Begin

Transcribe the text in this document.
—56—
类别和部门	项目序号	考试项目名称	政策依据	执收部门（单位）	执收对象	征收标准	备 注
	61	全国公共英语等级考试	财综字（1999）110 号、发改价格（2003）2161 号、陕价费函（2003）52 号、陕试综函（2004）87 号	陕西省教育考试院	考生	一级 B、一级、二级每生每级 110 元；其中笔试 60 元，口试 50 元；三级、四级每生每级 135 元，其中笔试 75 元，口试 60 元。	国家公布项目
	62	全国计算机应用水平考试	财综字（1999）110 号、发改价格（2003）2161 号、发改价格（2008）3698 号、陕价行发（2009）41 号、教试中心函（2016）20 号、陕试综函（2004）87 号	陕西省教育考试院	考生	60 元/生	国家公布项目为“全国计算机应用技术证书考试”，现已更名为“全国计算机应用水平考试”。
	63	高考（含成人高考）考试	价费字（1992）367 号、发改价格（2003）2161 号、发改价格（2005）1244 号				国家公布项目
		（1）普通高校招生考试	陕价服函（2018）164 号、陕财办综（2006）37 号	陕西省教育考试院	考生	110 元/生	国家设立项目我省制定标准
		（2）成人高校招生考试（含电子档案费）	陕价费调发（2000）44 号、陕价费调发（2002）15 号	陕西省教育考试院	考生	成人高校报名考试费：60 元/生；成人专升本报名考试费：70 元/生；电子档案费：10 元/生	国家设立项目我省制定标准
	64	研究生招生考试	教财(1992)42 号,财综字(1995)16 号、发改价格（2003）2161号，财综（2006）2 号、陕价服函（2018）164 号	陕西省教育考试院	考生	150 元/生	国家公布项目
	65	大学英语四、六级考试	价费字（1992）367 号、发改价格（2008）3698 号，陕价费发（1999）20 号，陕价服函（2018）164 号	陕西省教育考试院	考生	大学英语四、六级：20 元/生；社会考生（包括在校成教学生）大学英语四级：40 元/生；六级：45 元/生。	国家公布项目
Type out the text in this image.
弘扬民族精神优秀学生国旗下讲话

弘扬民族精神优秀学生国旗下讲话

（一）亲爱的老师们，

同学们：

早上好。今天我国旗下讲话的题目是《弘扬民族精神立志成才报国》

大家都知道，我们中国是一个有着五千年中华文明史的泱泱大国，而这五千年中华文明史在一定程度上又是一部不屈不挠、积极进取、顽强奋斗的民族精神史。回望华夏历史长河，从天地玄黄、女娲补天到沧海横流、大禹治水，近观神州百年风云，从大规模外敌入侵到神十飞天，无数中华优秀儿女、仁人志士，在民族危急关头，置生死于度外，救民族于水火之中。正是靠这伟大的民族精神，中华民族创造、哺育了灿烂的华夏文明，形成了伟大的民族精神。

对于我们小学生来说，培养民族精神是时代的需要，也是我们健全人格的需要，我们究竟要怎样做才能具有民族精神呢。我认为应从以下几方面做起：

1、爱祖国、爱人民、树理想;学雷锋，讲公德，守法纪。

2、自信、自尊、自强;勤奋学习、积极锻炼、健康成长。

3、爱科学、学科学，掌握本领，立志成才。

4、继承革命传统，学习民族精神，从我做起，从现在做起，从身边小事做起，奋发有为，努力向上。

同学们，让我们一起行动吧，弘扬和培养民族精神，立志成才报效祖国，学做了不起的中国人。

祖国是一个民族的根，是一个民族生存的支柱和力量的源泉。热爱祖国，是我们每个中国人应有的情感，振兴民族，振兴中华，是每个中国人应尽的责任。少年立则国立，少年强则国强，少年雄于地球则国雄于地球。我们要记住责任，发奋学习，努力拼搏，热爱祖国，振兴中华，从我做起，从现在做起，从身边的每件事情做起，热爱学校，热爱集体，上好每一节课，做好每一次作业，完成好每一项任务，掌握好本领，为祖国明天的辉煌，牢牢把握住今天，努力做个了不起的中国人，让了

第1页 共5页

End

-- Exercise description --
Count the lines above that contain the word "text". Give only the number.

-- Result of this exercise --
2